Work order →
Reproduce the data in full, exactly as given, leaving images out.

Data tied to figure images
____________
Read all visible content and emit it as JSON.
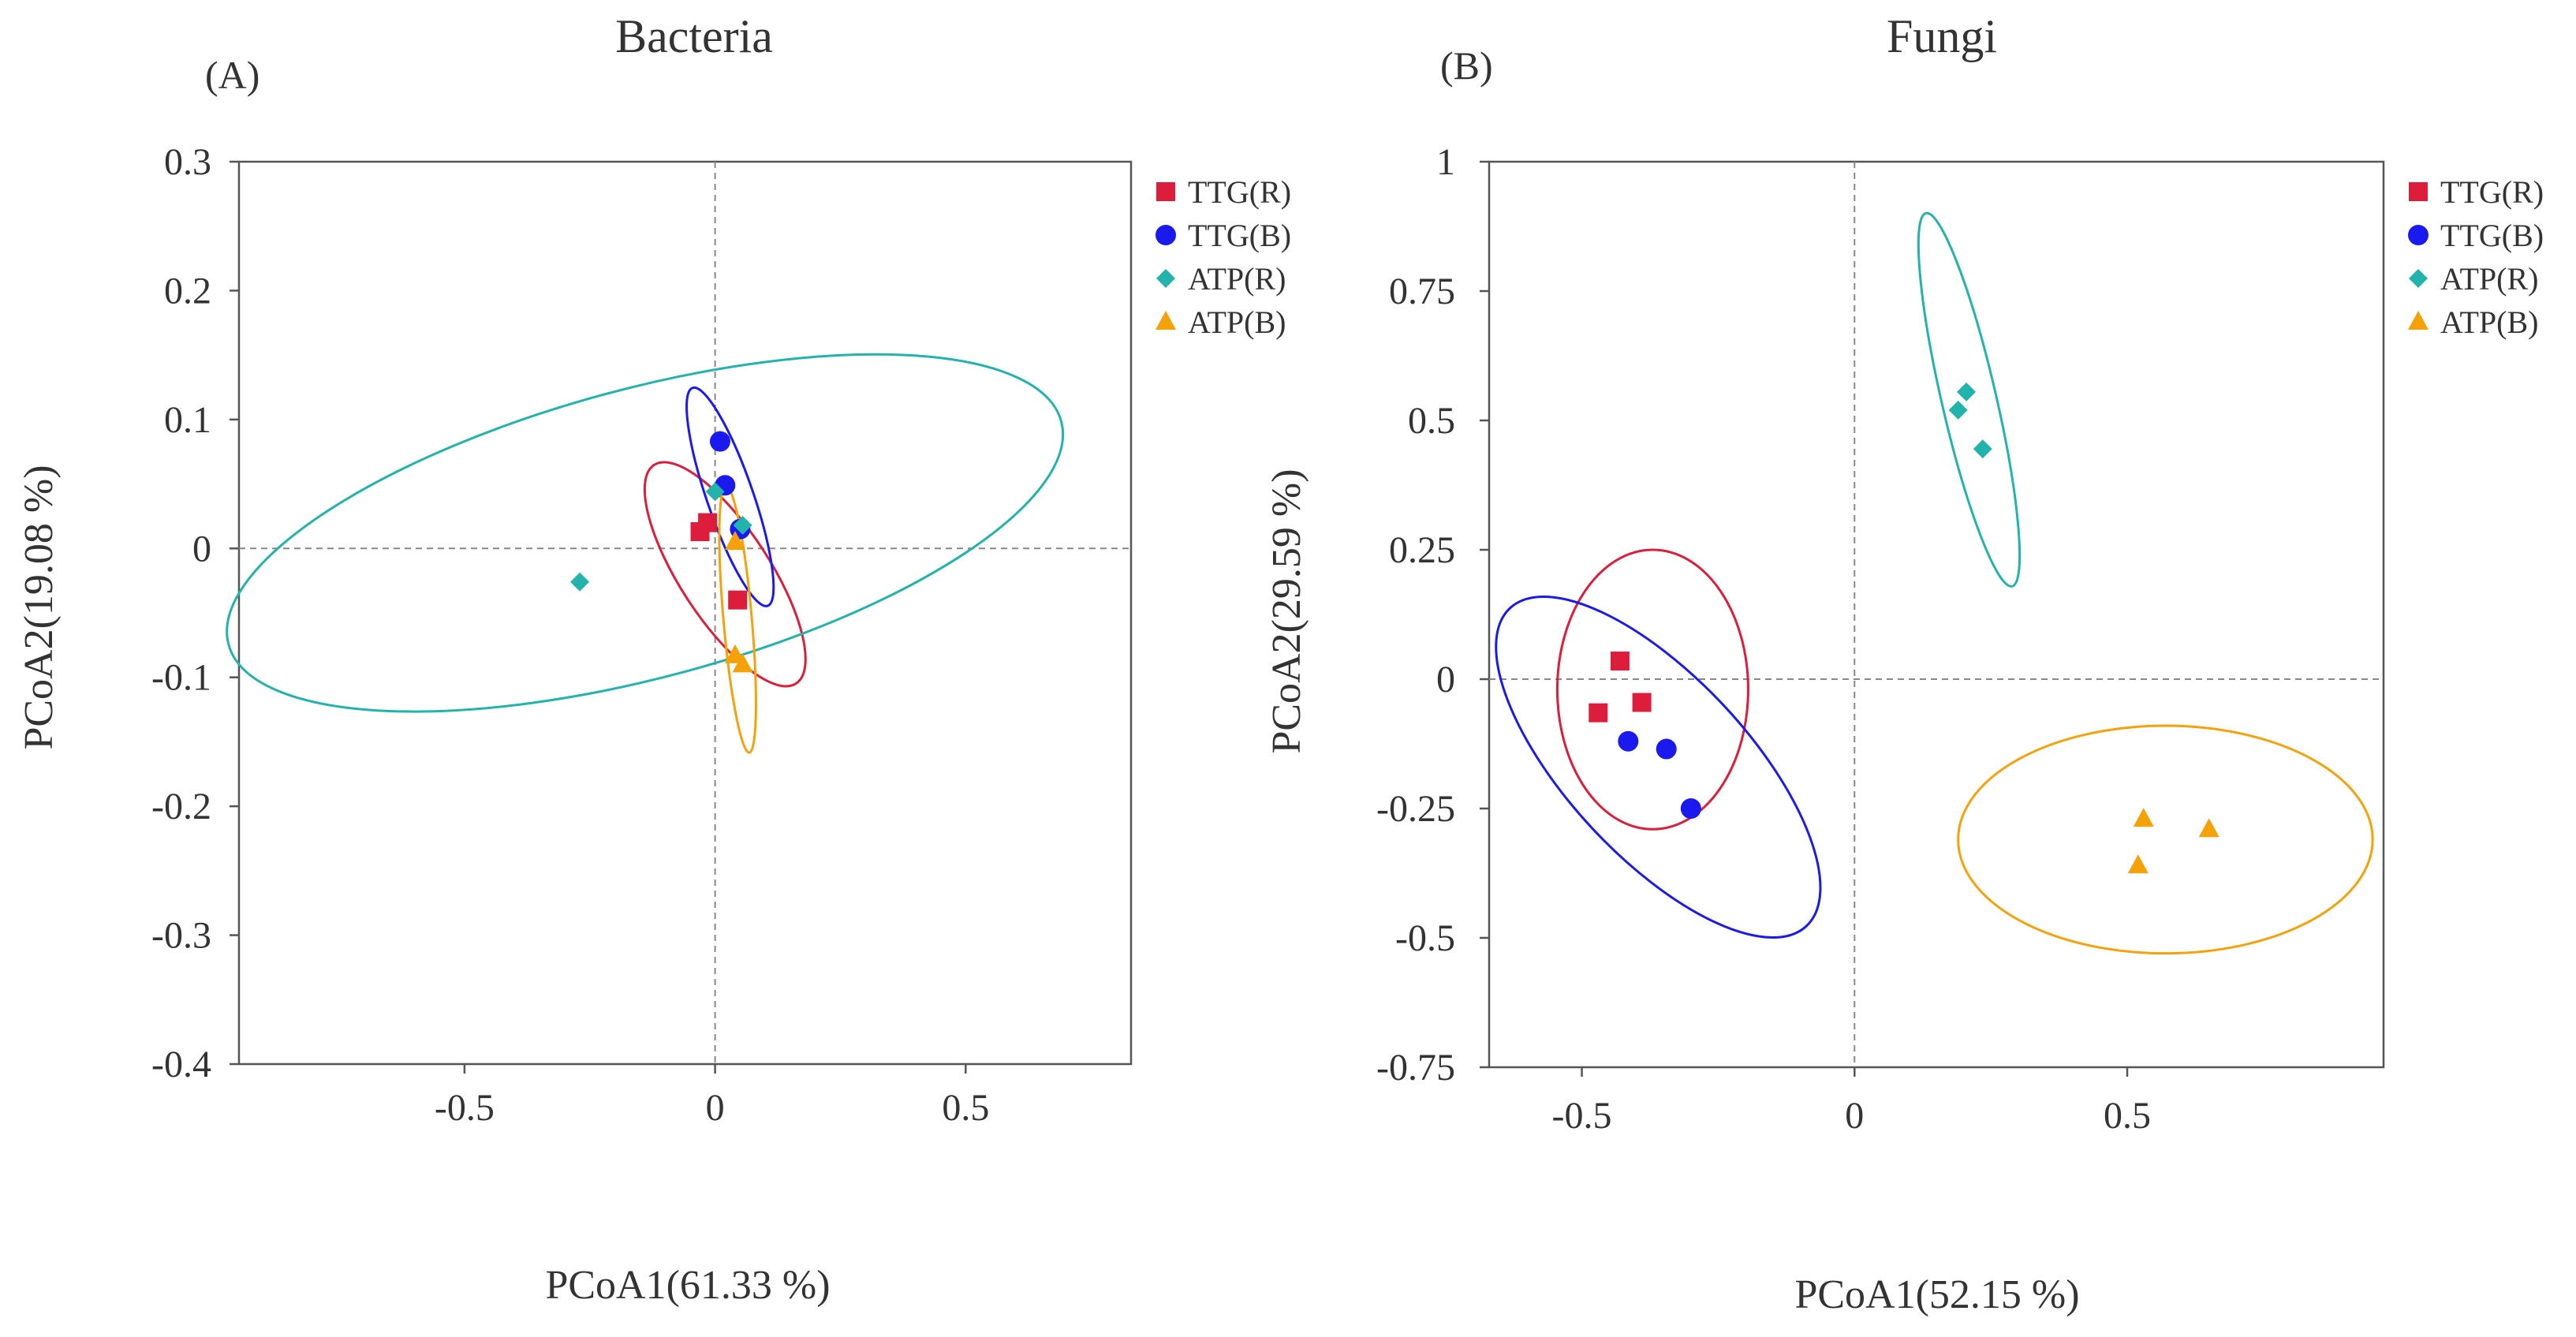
{
  "chart_data": [
    {
      "type": "scatter",
      "panel_tag": "(A)",
      "title": "Bacteria",
      "xlabel": "PCoA1(61.33 %)",
      "ylabel": "PCoA2(19.08 %)",
      "xlim": [
        -0.95,
        0.83
      ],
      "ylim": [
        -0.4,
        0.3
      ],
      "xticks": [
        -0.5,
        0,
        0.5
      ],
      "xtick_labels": [
        "-0.5",
        "0",
        "0.5"
      ],
      "yticks": [
        -0.4,
        -0.3,
        -0.2,
        -0.1,
        0,
        0.1,
        0.2,
        0.3
      ],
      "ytick_labels": [
        "-0.4",
        "-0.3",
        "-0.2",
        "-0.1",
        "0",
        "0.1",
        "0.2",
        "0.3"
      ],
      "grid": false,
      "reference_lines": {
        "x": 0,
        "y": 0
      },
      "legend_position": "outside-right-top",
      "series": [
        {
          "name": "TTG(R)",
          "marker": "square",
          "color": "#dc1e3c",
          "points": [
            [
              -0.03,
              0.013
            ],
            [
              -0.015,
              0.02
            ],
            [
              0.045,
              -0.04
            ]
          ],
          "ellipse": {
            "cx": 0.02,
            "cy": -0.02,
            "rx": 0.26,
            "ry": 0.035,
            "angle_deg": -57
          }
        },
        {
          "name": "TTG(B)",
          "marker": "circle",
          "color": "#1a1aee",
          "points": [
            [
              0.01,
              0.083
            ],
            [
              0.02,
              0.049
            ],
            [
              0.05,
              0.015
            ]
          ],
          "ellipse": {
            "cx": 0.03,
            "cy": 0.04,
            "rx": 0.23,
            "ry": 0.018,
            "angle_deg": -71
          }
        },
        {
          "name": "ATP(R)",
          "marker": "diamond",
          "color": "#22b3ad",
          "points": [
            [
              -0.27,
              -0.026
            ],
            [
              0.0,
              0.044
            ],
            [
              0.055,
              0.018
            ]
          ],
          "ellipse": {
            "cx": -0.14,
            "cy": 0.012,
            "rx": 0.86,
            "ry": 0.112,
            "angle_deg": 15
          }
        },
        {
          "name": "ATP(B)",
          "marker": "triangle",
          "color": "#f5a20a",
          "points": [
            [
              0.04,
              0.005
            ],
            [
              0.04,
              -0.083
            ],
            [
              0.055,
              -0.09
            ]
          ],
          "ellipse": {
            "cx": 0.045,
            "cy": -0.055,
            "rx": 0.267,
            "ry": 0.011,
            "angle_deg": -85
          }
        }
      ]
    },
    {
      "type": "scatter",
      "panel_tag": "(B)",
      "title": "Fungi",
      "xlabel": "PCoA1(52.15 %)",
      "ylabel": "PCoA2(29.59 %)",
      "xlim": [
        -0.67,
        0.97
      ],
      "ylim": [
        -0.75,
        1.0
      ],
      "xticks": [
        -0.5,
        0,
        0.5
      ],
      "xtick_labels": [
        "-0.5",
        "0",
        "0.5"
      ],
      "yticks": [
        -0.75,
        -0.5,
        -0.25,
        0,
        0.25,
        0.5,
        0.75,
        1
      ],
      "ytick_labels": [
        "-0.75",
        "-0.5",
        "-0.25",
        "0",
        "0.25",
        "0.5",
        "0.75",
        "1"
      ],
      "grid": false,
      "reference_lines": {
        "x": 0,
        "y": 0
      },
      "legend_position": "outside-right-top",
      "series": [
        {
          "name": "TTG(R)",
          "marker": "square",
          "color": "#dc1e3c",
          "points": [
            [
              -0.47,
              -0.065
            ],
            [
              -0.43,
              0.035
            ],
            [
              -0.39,
              -0.045
            ]
          ],
          "ellipse": {
            "cx": -0.37,
            "cy": -0.02,
            "rx": 0.175,
            "ry": 0.27,
            "angle_deg": 0
          }
        },
        {
          "name": "TTG(B)",
          "marker": "circle",
          "color": "#1a1aee",
          "points": [
            [
              -0.415,
              -0.12
            ],
            [
              -0.345,
              -0.135
            ],
            [
              -0.3,
              -0.25
            ]
          ],
          "ellipse": {
            "cx": -0.36,
            "cy": -0.17,
            "rx": 0.165,
            "ry": 0.42,
            "angle_deg": 43
          }
        },
        {
          "name": "ATP(R)",
          "marker": "diamond",
          "color": "#22b3ad",
          "points": [
            [
              0.19,
              0.52
            ],
            [
              0.205,
              0.555
            ],
            [
              0.235,
              0.445
            ]
          ],
          "ellipse": {
            "cx": 0.21,
            "cy": 0.54,
            "rx": 0.05,
            "ry": 0.37,
            "angle_deg": 13
          }
        },
        {
          "name": "ATP(B)",
          "marker": "triangle",
          "color": "#f5a20a",
          "points": [
            [
              0.52,
              -0.36
            ],
            [
              0.53,
              -0.27
            ],
            [
              0.65,
              -0.29
            ]
          ],
          "ellipse": {
            "cx": 0.57,
            "cy": -0.31,
            "rx": 0.38,
            "ry": 0.22,
            "angle_deg": 0
          }
        }
      ]
    }
  ]
}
____________
Solution below →
Read all visible content and emit it as JSON.
{
  "chart_data": [
    {
      "type": "scatter",
      "panel_tag": "(A)",
      "title": "Bacteria",
      "xlabel": "PCoA1(61.33 %)",
      "ylabel": "PCoA2(19.08 %)",
      "xlim": [
        -0.95,
        0.83
      ],
      "ylim": [
        -0.4,
        0.3
      ],
      "xticks": [
        -0.5,
        0,
        0.5
      ],
      "xtick_labels": [
        "-0.5",
        "0",
        "0.5"
      ],
      "yticks": [
        -0.4,
        -0.3,
        -0.2,
        -0.1,
        0,
        0.1,
        0.2,
        0.3
      ],
      "ytick_labels": [
        "-0.4",
        "-0.3",
        "-0.2",
        "-0.1",
        "0",
        "0.1",
        "0.2",
        "0.3"
      ],
      "grid": false,
      "reference_lines": {
        "x": 0,
        "y": 0
      },
      "legend_position": "outside-right-top",
      "series": [
        {
          "name": "TTG(R)",
          "marker": "square",
          "color": "#dc1e3c",
          "points": [
            [
              -0.03,
              0.013
            ],
            [
              -0.015,
              0.02
            ],
            [
              0.045,
              -0.04
            ]
          ],
          "ellipse": {
            "cx": 0.02,
            "cy": -0.02,
            "rx": 0.26,
            "ry": 0.035,
            "angle_deg": -57
          }
        },
        {
          "name": "TTG(B)",
          "marker": "circle",
          "color": "#1a1aee",
          "points": [
            [
              0.01,
              0.083
            ],
            [
              0.02,
              0.049
            ],
            [
              0.05,
              0.015
            ]
          ],
          "ellipse": {
            "cx": 0.03,
            "cy": 0.04,
            "rx": 0.23,
            "ry": 0.018,
            "angle_deg": -71
          }
        },
        {
          "name": "ATP(R)",
          "marker": "diamond",
          "color": "#22b3ad",
          "points": [
            [
              -0.27,
              -0.026
            ],
            [
              0.0,
              0.044
            ],
            [
              0.055,
              0.018
            ]
          ],
          "ellipse": {
            "cx": -0.14,
            "cy": 0.012,
            "rx": 0.86,
            "ry": 0.112,
            "angle_deg": 15
          }
        },
        {
          "name": "ATP(B)",
          "marker": "triangle",
          "color": "#f5a20a",
          "points": [
            [
              0.04,
              0.005
            ],
            [
              0.04,
              -0.083
            ],
            [
              0.055,
              -0.09
            ]
          ],
          "ellipse": {
            "cx": 0.045,
            "cy": -0.055,
            "rx": 0.267,
            "ry": 0.011,
            "angle_deg": -85
          }
        }
      ]
    },
    {
      "type": "scatter",
      "panel_tag": "(B)",
      "title": "Fungi",
      "xlabel": "PCoA1(52.15 %)",
      "ylabel": "PCoA2(29.59 %)",
      "xlim": [
        -0.67,
        0.97
      ],
      "ylim": [
        -0.75,
        1.0
      ],
      "xticks": [
        -0.5,
        0,
        0.5
      ],
      "xtick_labels": [
        "-0.5",
        "0",
        "0.5"
      ],
      "yticks": [
        -0.75,
        -0.5,
        -0.25,
        0,
        0.25,
        0.5,
        0.75,
        1
      ],
      "ytick_labels": [
        "-0.75",
        "-0.5",
        "-0.25",
        "0",
        "0.25",
        "0.5",
        "0.75",
        "1"
      ],
      "grid": false,
      "reference_lines": {
        "x": 0,
        "y": 0
      },
      "legend_position": "outside-right-top",
      "series": [
        {
          "name": "TTG(R)",
          "marker": "square",
          "color": "#dc1e3c",
          "points": [
            [
              -0.47,
              -0.065
            ],
            [
              -0.43,
              0.035
            ],
            [
              -0.39,
              -0.045
            ]
          ],
          "ellipse": {
            "cx": -0.37,
            "cy": -0.02,
            "rx": 0.175,
            "ry": 0.27,
            "angle_deg": 0
          }
        },
        {
          "name": "TTG(B)",
          "marker": "circle",
          "color": "#1a1aee",
          "points": [
            [
              -0.415,
              -0.12
            ],
            [
              -0.345,
              -0.135
            ],
            [
              -0.3,
              -0.25
            ]
          ],
          "ellipse": {
            "cx": -0.36,
            "cy": -0.17,
            "rx": 0.165,
            "ry": 0.42,
            "angle_deg": 43
          }
        },
        {
          "name": "ATP(R)",
          "marker": "diamond",
          "color": "#22b3ad",
          "points": [
            [
              0.19,
              0.52
            ],
            [
              0.205,
              0.555
            ],
            [
              0.235,
              0.445
            ]
          ],
          "ellipse": {
            "cx": 0.21,
            "cy": 0.54,
            "rx": 0.05,
            "ry": 0.37,
            "angle_deg": 13
          }
        },
        {
          "name": "ATP(B)",
          "marker": "triangle",
          "color": "#f5a20a",
          "points": [
            [
              0.52,
              -0.36
            ],
            [
              0.53,
              -0.27
            ],
            [
              0.65,
              -0.29
            ]
          ],
          "ellipse": {
            "cx": 0.57,
            "cy": -0.31,
            "rx": 0.38,
            "ry": 0.22,
            "angle_deg": 0
          }
        }
      ]
    }
  ]
}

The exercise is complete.